# Given instruction:
Below is the data. Give it again, complete and exact.

# Material for this exercise:

START

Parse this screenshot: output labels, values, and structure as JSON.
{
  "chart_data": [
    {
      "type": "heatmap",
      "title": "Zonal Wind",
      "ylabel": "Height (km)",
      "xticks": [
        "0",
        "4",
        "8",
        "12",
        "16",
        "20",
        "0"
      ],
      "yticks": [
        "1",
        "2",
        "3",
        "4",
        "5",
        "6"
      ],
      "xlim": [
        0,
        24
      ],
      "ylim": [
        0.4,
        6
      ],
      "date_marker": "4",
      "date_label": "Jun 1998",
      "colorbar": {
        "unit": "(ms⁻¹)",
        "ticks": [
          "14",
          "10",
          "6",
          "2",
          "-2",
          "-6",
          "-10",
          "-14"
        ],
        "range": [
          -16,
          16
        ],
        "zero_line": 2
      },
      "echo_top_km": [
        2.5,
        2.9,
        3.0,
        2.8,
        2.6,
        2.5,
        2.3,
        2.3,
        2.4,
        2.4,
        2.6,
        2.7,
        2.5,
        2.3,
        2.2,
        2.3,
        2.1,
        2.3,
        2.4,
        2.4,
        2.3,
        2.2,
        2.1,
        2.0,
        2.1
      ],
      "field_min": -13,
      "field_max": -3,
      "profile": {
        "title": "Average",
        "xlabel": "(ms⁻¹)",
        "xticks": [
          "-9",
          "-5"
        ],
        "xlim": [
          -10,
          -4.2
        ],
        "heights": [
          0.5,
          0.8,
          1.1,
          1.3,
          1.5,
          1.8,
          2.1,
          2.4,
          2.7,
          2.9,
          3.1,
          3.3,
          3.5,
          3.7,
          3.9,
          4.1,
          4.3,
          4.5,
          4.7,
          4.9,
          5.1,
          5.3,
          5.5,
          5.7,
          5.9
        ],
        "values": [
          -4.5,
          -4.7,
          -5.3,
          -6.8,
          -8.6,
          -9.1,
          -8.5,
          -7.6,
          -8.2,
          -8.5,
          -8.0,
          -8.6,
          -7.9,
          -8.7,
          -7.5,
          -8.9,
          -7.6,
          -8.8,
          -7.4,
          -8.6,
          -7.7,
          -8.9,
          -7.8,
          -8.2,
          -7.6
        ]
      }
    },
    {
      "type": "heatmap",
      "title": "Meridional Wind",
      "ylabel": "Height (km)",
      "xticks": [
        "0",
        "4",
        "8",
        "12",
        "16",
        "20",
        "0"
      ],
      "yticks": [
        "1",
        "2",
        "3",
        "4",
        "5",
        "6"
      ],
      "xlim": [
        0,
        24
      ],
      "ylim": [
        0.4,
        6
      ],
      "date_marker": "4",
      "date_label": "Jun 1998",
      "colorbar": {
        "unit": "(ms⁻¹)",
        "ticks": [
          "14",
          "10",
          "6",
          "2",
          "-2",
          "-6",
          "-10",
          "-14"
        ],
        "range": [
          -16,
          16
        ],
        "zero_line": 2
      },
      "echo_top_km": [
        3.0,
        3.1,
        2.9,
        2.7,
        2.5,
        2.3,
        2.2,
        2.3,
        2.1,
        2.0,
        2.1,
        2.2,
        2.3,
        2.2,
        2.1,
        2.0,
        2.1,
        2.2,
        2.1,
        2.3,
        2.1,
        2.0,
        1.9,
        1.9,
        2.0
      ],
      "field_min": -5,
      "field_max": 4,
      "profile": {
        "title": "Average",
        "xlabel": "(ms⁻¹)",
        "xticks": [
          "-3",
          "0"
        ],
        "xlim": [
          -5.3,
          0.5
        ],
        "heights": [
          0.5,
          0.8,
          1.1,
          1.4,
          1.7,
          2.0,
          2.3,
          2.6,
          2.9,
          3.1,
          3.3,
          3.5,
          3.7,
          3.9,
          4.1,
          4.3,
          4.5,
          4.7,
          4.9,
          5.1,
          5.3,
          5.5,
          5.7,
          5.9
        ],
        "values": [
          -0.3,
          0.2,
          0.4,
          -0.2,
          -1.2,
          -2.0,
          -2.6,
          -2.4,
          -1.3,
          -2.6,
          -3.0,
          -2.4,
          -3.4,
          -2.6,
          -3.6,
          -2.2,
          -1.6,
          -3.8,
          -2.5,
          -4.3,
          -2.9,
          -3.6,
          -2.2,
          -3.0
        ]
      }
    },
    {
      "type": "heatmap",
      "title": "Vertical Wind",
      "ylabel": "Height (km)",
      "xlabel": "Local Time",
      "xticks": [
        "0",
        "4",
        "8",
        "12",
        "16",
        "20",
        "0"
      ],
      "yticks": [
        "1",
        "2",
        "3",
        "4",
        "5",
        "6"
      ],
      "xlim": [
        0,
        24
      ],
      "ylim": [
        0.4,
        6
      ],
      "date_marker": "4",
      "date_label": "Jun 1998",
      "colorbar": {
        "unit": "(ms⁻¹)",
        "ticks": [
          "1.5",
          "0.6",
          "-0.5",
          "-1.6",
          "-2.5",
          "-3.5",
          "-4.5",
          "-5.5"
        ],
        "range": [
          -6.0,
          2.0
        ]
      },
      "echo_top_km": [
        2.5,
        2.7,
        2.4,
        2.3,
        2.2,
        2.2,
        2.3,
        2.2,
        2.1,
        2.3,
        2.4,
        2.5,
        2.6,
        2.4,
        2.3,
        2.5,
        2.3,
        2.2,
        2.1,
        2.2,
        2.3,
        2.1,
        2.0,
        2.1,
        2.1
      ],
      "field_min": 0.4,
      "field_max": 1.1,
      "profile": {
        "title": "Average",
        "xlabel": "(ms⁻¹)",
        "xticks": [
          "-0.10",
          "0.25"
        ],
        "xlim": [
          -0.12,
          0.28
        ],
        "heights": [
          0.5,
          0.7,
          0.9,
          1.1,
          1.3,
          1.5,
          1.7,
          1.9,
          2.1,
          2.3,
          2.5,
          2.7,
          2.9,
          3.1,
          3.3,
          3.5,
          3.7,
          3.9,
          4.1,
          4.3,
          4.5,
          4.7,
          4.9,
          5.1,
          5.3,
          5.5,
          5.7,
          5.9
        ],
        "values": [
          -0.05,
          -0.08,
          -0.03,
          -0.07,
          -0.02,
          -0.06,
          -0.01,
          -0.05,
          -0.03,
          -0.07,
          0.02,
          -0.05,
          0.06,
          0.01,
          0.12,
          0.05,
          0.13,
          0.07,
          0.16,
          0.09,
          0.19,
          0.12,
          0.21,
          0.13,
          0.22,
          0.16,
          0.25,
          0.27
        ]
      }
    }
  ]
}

END

# Output of the task:
Parse this screenshot: output labels, values, and structure as JSON.
{
  "chart_data": [
    {
      "type": "heatmap",
      "title": "Zonal Wind",
      "ylabel": "Height (km)",
      "xticks": [
        "0",
        "4",
        "8",
        "12",
        "16",
        "20",
        "0"
      ],
      "yticks": [
        "1",
        "2",
        "3",
        "4",
        "5",
        "6"
      ],
      "xlim": [
        0,
        24
      ],
      "ylim": [
        0.4,
        6
      ],
      "date_marker": "4",
      "date_label": "Jun 1998",
      "colorbar": {
        "unit": "(ms⁻¹)",
        "ticks": [
          "14",
          "10",
          "6",
          "2",
          "-2",
          "-6",
          "-10",
          "-14"
        ],
        "range": [
          -16,
          16
        ],
        "zero_line": 2
      },
      "echo_top_km": [
        2.5,
        2.9,
        3.0,
        2.8,
        2.6,
        2.5,
        2.3,
        2.3,
        2.4,
        2.4,
        2.6,
        2.7,
        2.5,
        2.3,
        2.2,
        2.3,
        2.1,
        2.3,
        2.4,
        2.4,
        2.3,
        2.2,
        2.1,
        2.0,
        2.1
      ],
      "field_min": -13,
      "field_max": -3,
      "profile": {
        "title": "Average",
        "xlabel": "(ms⁻¹)",
        "xticks": [
          "-9",
          "-5"
        ],
        "xlim": [
          -10,
          -4.2
        ],
        "heights": [
          0.5,
          0.8,
          1.1,
          1.3,
          1.5,
          1.8,
          2.1,
          2.4,
          2.7,
          2.9,
          3.1,
          3.3,
          3.5,
          3.7,
          3.9,
          4.1,
          4.3,
          4.5,
          4.7,
          4.9,
          5.1,
          5.3,
          5.5,
          5.7,
          5.9
        ],
        "values": [
          -4.5,
          -4.7,
          -5.3,
          -6.8,
          -8.6,
          -9.1,
          -8.5,
          -7.6,
          -8.2,
          -8.5,
          -8.0,
          -8.6,
          -7.9,
          -8.7,
          -7.5,
          -8.9,
          -7.6,
          -8.8,
          -7.4,
          -8.6,
          -7.7,
          -8.9,
          -7.8,
          -8.2,
          -7.6
        ]
      }
    },
    {
      "type": "heatmap",
      "title": "Meridional Wind",
      "ylabel": "Height (km)",
      "xticks": [
        "0",
        "4",
        "8",
        "12",
        "16",
        "20",
        "0"
      ],
      "yticks": [
        "1",
        "2",
        "3",
        "4",
        "5",
        "6"
      ],
      "xlim": [
        0,
        24
      ],
      "ylim": [
        0.4,
        6
      ],
      "date_marker": "4",
      "date_label": "Jun 1998",
      "colorbar": {
        "unit": "(ms⁻¹)",
        "ticks": [
          "14",
          "10",
          "6",
          "2",
          "-2",
          "-6",
          "-10",
          "-14"
        ],
        "range": [
          -16,
          16
        ],
        "zero_line": 2
      },
      "echo_top_km": [
        3.0,
        3.1,
        2.9,
        2.7,
        2.5,
        2.3,
        2.2,
        2.3,
        2.1,
        2.0,
        2.1,
        2.2,
        2.3,
        2.2,
        2.1,
        2.0,
        2.1,
        2.2,
        2.1,
        2.3,
        2.1,
        2.0,
        1.9,
        1.9,
        2.0
      ],
      "field_min": -5,
      "field_max": 4,
      "profile": {
        "title": "Average",
        "xlabel": "(ms⁻¹)",
        "xticks": [
          "-3",
          "0"
        ],
        "xlim": [
          -5.3,
          0.5
        ],
        "heights": [
          0.5,
          0.8,
          1.1,
          1.4,
          1.7,
          2.0,
          2.3,
          2.6,
          2.9,
          3.1,
          3.3,
          3.5,
          3.7,
          3.9,
          4.1,
          4.3,
          4.5,
          4.7,
          4.9,
          5.1,
          5.3,
          5.5,
          5.7,
          5.9
        ],
        "values": [
          -0.3,
          0.2,
          0.4,
          -0.2,
          -1.2,
          -2.0,
          -2.6,
          -2.4,
          -1.3,
          -2.6,
          -3.0,
          -2.4,
          -3.4,
          -2.6,
          -3.6,
          -2.2,
          -1.6,
          -3.8,
          -2.5,
          -4.3,
          -2.9,
          -3.6,
          -2.2,
          -3.0
        ]
      }
    },
    {
      "type": "heatmap",
      "title": "Vertical Wind",
      "ylabel": "Height (km)",
      "xlabel": "Local Time",
      "xticks": [
        "0",
        "4",
        "8",
        "12",
        "16",
        "20",
        "0"
      ],
      "yticks": [
        "1",
        "2",
        "3",
        "4",
        "5",
        "6"
      ],
      "xlim": [
        0,
        24
      ],
      "ylim": [
        0.4,
        6
      ],
      "date_marker": "4",
      "date_label": "Jun 1998",
      "colorbar": {
        "unit": "(ms⁻¹)",
        "ticks": [
          "1.5",
          "0.6",
          "-0.5",
          "-1.6",
          "-2.5",
          "-3.5",
          "-4.5",
          "-5.5"
        ],
        "range": [
          -6.0,
          2.0
        ]
      },
      "echo_top_km": [
        2.5,
        2.7,
        2.4,
        2.3,
        2.2,
        2.2,
        2.3,
        2.2,
        2.1,
        2.3,
        2.4,
        2.5,
        2.6,
        2.4,
        2.3,
        2.5,
        2.3,
        2.2,
        2.1,
        2.2,
        2.3,
        2.1,
        2.0,
        2.1,
        2.1
      ],
      "field_min": 0.4,
      "field_max": 1.1,
      "profile": {
        "title": "Average",
        "xlabel": "(ms⁻¹)",
        "xticks": [
          "-0.10",
          "0.25"
        ],
        "xlim": [
          -0.12,
          0.28
        ],
        "heights": [
          0.5,
          0.7,
          0.9,
          1.1,
          1.3,
          1.5,
          1.7,
          1.9,
          2.1,
          2.3,
          2.5,
          2.7,
          2.9,
          3.1,
          3.3,
          3.5,
          3.7,
          3.9,
          4.1,
          4.3,
          4.5,
          4.7,
          4.9,
          5.1,
          5.3,
          5.5,
          5.7,
          5.9
        ],
        "values": [
          -0.05,
          -0.08,
          -0.03,
          -0.07,
          -0.02,
          -0.06,
          -0.01,
          -0.05,
          -0.03,
          -0.07,
          0.02,
          -0.05,
          0.06,
          0.01,
          0.12,
          0.05,
          0.13,
          0.07,
          0.16,
          0.09,
          0.19,
          0.12,
          0.21,
          0.13,
          0.22,
          0.16,
          0.25,
          0.27
        ]
      }
    }
  ]
}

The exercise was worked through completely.